[Dataset items]
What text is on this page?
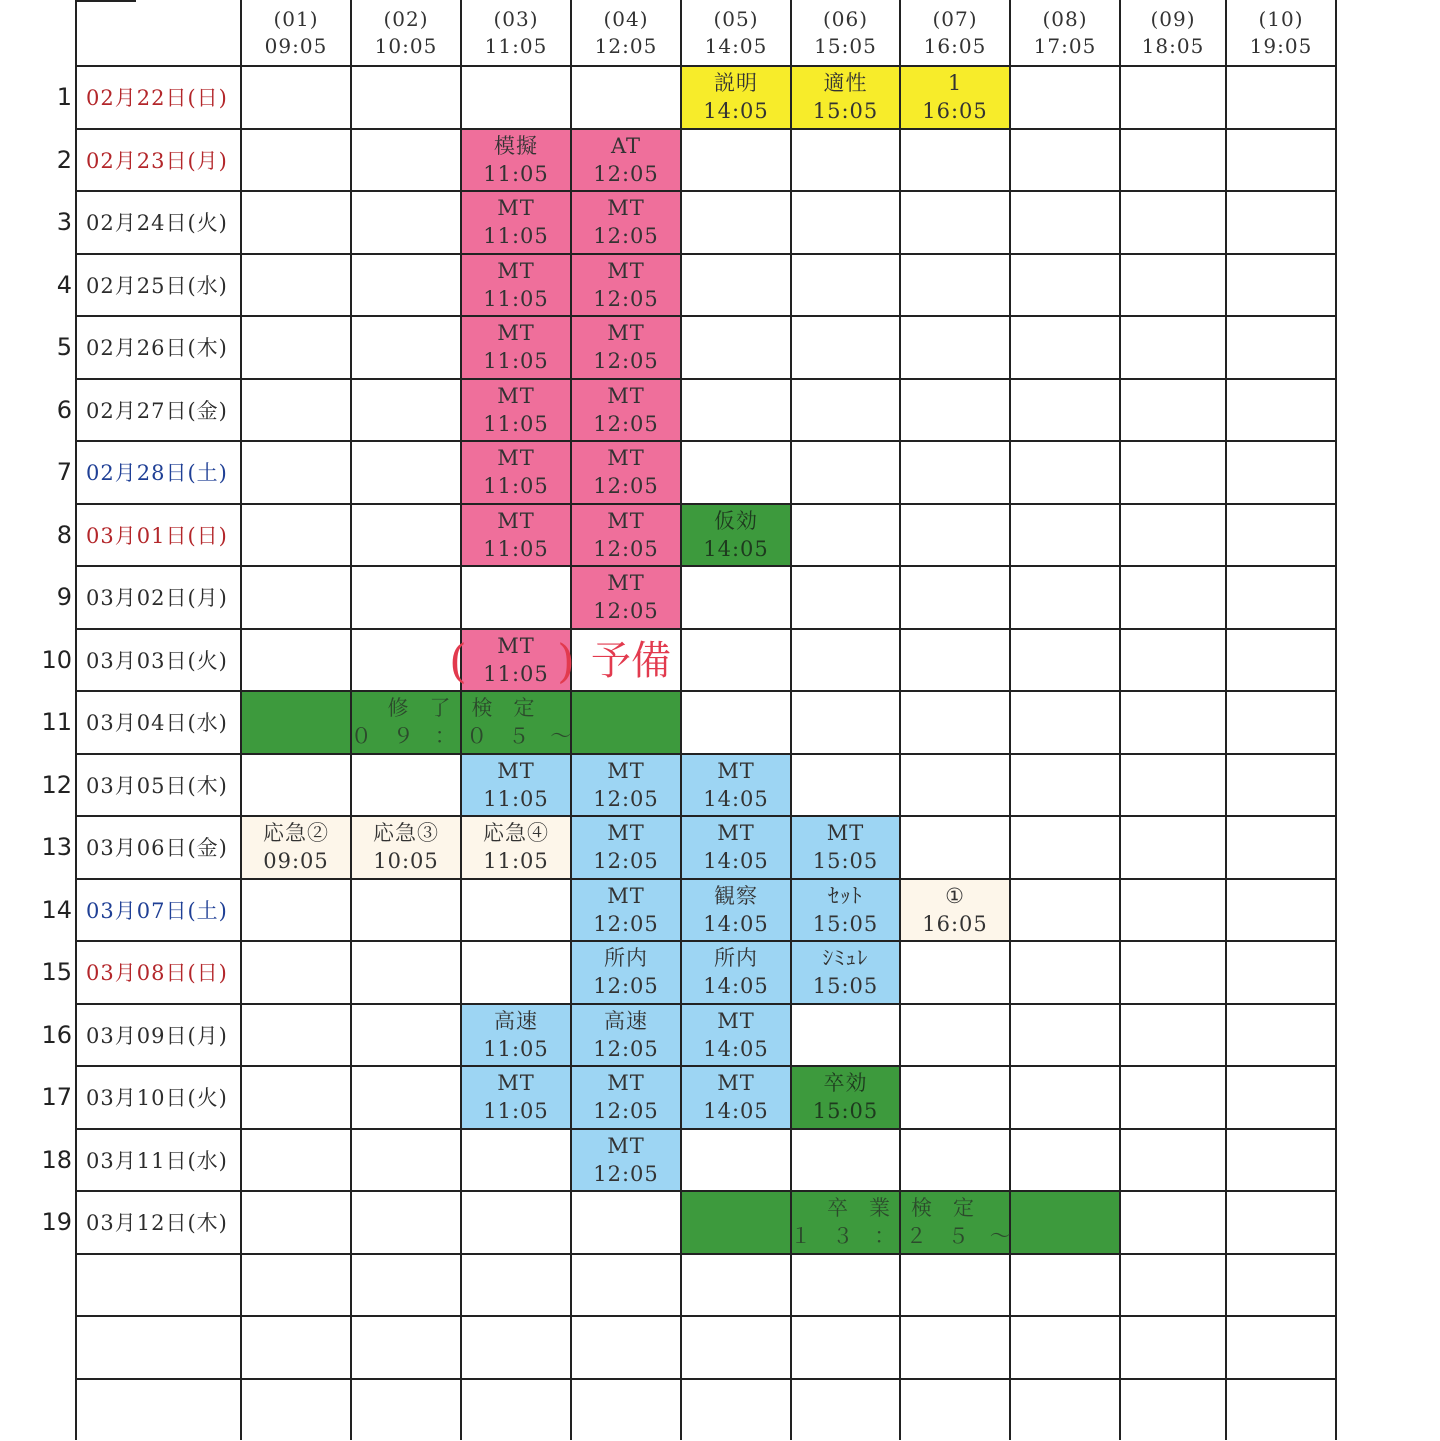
説明
14:05
適性
15:05
1
16:05
模擬
11:05
AT
12:05
MT
11:05
MT
12:05
MT
11:05
MT
12:05
MT
11:05
MT
12:05
MT
11:05
MT
12:05
MT
11:05
MT
12:05
MT
11:05
MT
12:05
仮効
14:05
MT
12:05
MT
11:05
MT
11:05
MT
12:05
MT
14:05
応急②
09:05
応急③
10:05
応急④
11:05
MT
12:05
MT
14:05
MT
15:05
MT
12:05
観察
14:05
ｾｯﾄ
15:05
①
16:05
所内
12:05
所内
14:05
ｼﾐｭﾚ
15:05
高速
11:05
高速
12:05
MT
14:05
MT
11:05
MT
12:05
MT
14:05
卒効
15:05
MT
12:05
修　了　検　定
０　９　：　０　５　～
卒　業　検　定
１　３　：　２　５　～
(01)
09:05
(02)
10:05
(03)
11:05
(04)
12:05
(05)
14:05
(06)
15:05
(07)
16:05
(08)
17:05
(09)
18:05
(10)
19:05
1 02月22日(日)
2 02月23日(月)
3 02月24日(火)
4 02月25日(水)
5 02月26日(木)
6 02月27日(金)
7 02月28日(土)
8 03月01日(日)
9 03月02日(月)
10 03月03日(火)
11 03月04日(水)
12 03月05日(木)
13 03月06日(金)
14 03月07日(土)
15 03月08日(日)
16 03月09日(月)
17 03月10日(火)
18 03月11日(水)
19 03月12日(木)
予備
( )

Work to complete >>
Your task is to return the entries above exactly, with no pictures.

Result for this task >>
What text is on this page?
説明
14:05
適性
15:05
1
16:05
模擬
11:05
AT
12:05
MT
11:05
MT
12:05
MT
11:05
MT
12:05
MT
11:05
MT
12:05
MT
11:05
MT
12:05
MT
11:05
MT
12:05
MT
11:05
MT
12:05
仮効
14:05
MT
12:05
MT
11:05
MT
11:05
MT
12:05
MT
14:05
応急②
09:05
応急③
10:05
応急④
11:05
MT
12:05
MT
14:05
MT
15:05
MT
12:05
観察
14:05
ｾｯﾄ
15:05
①
16:05
所内
12:05
所内
14:05
ｼﾐｭﾚ
15:05
高速
11:05
高速
12:05
MT
14:05
MT
11:05
MT
12:05
MT
14:05
卒効
15:05
MT
12:05
修　了　検　定
０　９　：　０　５　～
卒　業　検　定
１　３　：　２　５　～
(01)
09:05
(02)
10:05
(03)
11:05
(04)
12:05
(05)
14:05
(06)
15:05
(07)
16:05
(08)
17:05
(09)
18:05
(10)
19:05
1 02月22日(日)
2 02月23日(月)
3 02月24日(火)
4 02月25日(水)
5 02月26日(木)
6 02月27日(金)
7 02月28日(土)
8 03月01日(日)
9 03月02日(月)
10 03月03日(火)
11 03月04日(水)
12 03月05日(木)
13 03月06日(金)
14 03月07日(土)
15 03月08日(日)
16 03月09日(月)
17 03月10日(火)
18 03月11日(水)
19 03月12日(木)
予備
( )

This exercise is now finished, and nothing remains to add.